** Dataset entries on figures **
---
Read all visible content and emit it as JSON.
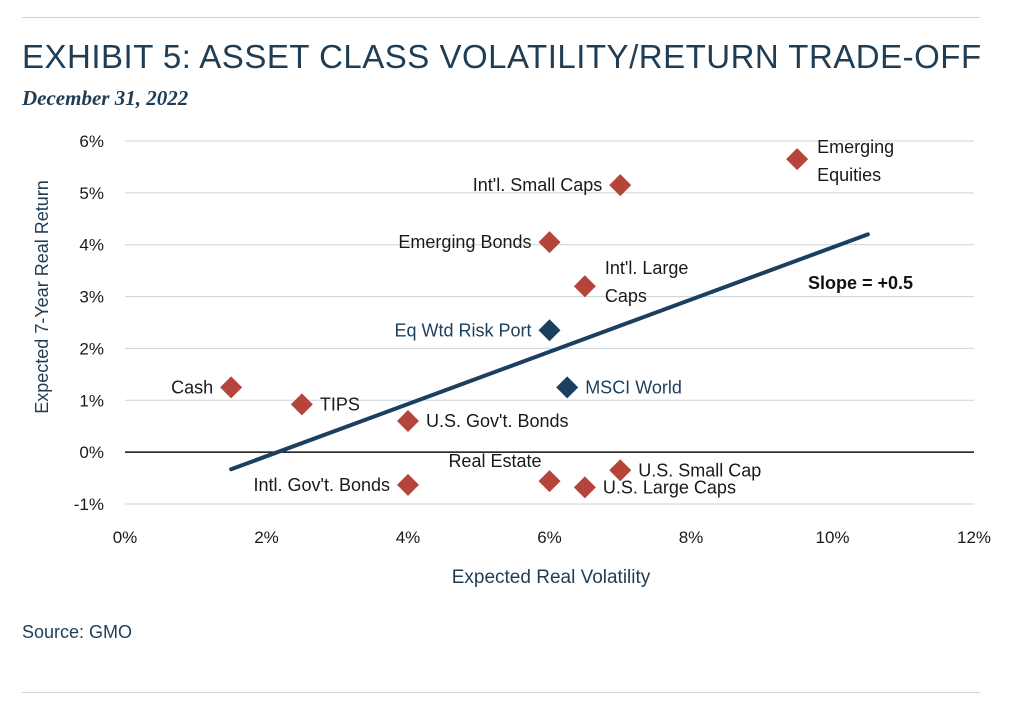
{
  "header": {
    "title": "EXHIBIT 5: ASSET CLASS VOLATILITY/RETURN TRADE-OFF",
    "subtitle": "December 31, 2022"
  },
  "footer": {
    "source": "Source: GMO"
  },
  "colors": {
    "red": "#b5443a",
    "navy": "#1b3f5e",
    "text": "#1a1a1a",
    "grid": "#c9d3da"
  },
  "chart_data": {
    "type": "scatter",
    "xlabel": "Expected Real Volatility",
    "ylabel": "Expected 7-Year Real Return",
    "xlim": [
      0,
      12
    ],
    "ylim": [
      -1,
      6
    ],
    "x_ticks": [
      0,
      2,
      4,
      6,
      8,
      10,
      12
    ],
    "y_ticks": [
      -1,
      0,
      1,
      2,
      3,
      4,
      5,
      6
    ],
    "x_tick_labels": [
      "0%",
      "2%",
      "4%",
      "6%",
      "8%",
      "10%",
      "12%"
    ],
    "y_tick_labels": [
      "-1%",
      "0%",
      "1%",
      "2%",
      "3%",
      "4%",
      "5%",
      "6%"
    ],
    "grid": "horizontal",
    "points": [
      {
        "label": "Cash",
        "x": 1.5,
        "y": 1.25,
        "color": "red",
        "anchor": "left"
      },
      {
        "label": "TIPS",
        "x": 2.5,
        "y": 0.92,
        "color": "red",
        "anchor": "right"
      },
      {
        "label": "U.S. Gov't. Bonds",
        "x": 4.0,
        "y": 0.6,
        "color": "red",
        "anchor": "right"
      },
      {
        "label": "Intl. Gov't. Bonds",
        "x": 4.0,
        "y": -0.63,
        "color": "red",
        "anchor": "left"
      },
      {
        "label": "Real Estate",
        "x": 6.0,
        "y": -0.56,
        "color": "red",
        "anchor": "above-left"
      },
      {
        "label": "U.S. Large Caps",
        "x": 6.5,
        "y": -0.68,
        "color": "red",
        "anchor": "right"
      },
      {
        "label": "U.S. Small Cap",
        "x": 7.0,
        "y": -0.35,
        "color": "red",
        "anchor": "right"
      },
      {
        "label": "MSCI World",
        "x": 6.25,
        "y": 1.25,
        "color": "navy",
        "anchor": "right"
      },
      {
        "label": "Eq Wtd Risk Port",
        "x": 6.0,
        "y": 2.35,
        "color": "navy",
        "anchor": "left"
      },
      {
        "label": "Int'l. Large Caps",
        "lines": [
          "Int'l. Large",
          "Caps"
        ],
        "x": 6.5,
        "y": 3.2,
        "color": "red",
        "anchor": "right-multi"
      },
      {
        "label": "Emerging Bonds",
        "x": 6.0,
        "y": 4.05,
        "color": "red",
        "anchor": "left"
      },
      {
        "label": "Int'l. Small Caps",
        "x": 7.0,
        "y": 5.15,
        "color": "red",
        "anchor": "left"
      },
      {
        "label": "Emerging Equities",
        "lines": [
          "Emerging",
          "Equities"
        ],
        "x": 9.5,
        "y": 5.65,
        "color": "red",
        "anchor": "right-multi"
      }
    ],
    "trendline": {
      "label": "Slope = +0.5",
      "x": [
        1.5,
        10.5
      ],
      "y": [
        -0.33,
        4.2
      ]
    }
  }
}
---
** YOUR INSTRUCTIONS **
Write the entries above out in full, exactly, with no images.

** WRITTEN SOLUTION **
Read all visible content and emit it as JSON.
{
  "header": {
    "title": "EXHIBIT 5: ASSET CLASS VOLATILITY/RETURN TRADE-OFF",
    "subtitle": "December 31, 2022"
  },
  "footer": {
    "source": "Source: GMO"
  },
  "colors": {
    "red": "#b5443a",
    "navy": "#1b3f5e",
    "text": "#1a1a1a",
    "grid": "#c9d3da"
  },
  "chart_data": {
    "type": "scatter",
    "xlabel": "Expected Real Volatility",
    "ylabel": "Expected 7-Year Real Return",
    "xlim": [
      0,
      12
    ],
    "ylim": [
      -1,
      6
    ],
    "x_ticks": [
      0,
      2,
      4,
      6,
      8,
      10,
      12
    ],
    "y_ticks": [
      -1,
      0,
      1,
      2,
      3,
      4,
      5,
      6
    ],
    "x_tick_labels": [
      "0%",
      "2%",
      "4%",
      "6%",
      "8%",
      "10%",
      "12%"
    ],
    "y_tick_labels": [
      "-1%",
      "0%",
      "1%",
      "2%",
      "3%",
      "4%",
      "5%",
      "6%"
    ],
    "grid": "horizontal",
    "points": [
      {
        "label": "Cash",
        "x": 1.5,
        "y": 1.25,
        "color": "red",
        "anchor": "left"
      },
      {
        "label": "TIPS",
        "x": 2.5,
        "y": 0.92,
        "color": "red",
        "anchor": "right"
      },
      {
        "label": "U.S. Gov't. Bonds",
        "x": 4.0,
        "y": 0.6,
        "color": "red",
        "anchor": "right"
      },
      {
        "label": "Intl. Gov't. Bonds",
        "x": 4.0,
        "y": -0.63,
        "color": "red",
        "anchor": "left"
      },
      {
        "label": "Real Estate",
        "x": 6.0,
        "y": -0.56,
        "color": "red",
        "anchor": "above-left"
      },
      {
        "label": "U.S. Large Caps",
        "x": 6.5,
        "y": -0.68,
        "color": "red",
        "anchor": "right"
      },
      {
        "label": "U.S. Small Cap",
        "x": 7.0,
        "y": -0.35,
        "color": "red",
        "anchor": "right"
      },
      {
        "label": "MSCI World",
        "x": 6.25,
        "y": 1.25,
        "color": "navy",
        "anchor": "right"
      },
      {
        "label": "Eq Wtd Risk Port",
        "x": 6.0,
        "y": 2.35,
        "color": "navy",
        "anchor": "left"
      },
      {
        "label": "Int'l. Large Caps",
        "lines": [
          "Int'l. Large",
          "Caps"
        ],
        "x": 6.5,
        "y": 3.2,
        "color": "red",
        "anchor": "right-multi"
      },
      {
        "label": "Emerging Bonds",
        "x": 6.0,
        "y": 4.05,
        "color": "red",
        "anchor": "left"
      },
      {
        "label": "Int'l. Small Caps",
        "x": 7.0,
        "y": 5.15,
        "color": "red",
        "anchor": "left"
      },
      {
        "label": "Emerging Equities",
        "lines": [
          "Emerging",
          "Equities"
        ],
        "x": 9.5,
        "y": 5.65,
        "color": "red",
        "anchor": "right-multi"
      }
    ],
    "trendline": {
      "label": "Slope = +0.5",
      "x": [
        1.5,
        10.5
      ],
      "y": [
        -0.33,
        4.2
      ]
    }
  }
}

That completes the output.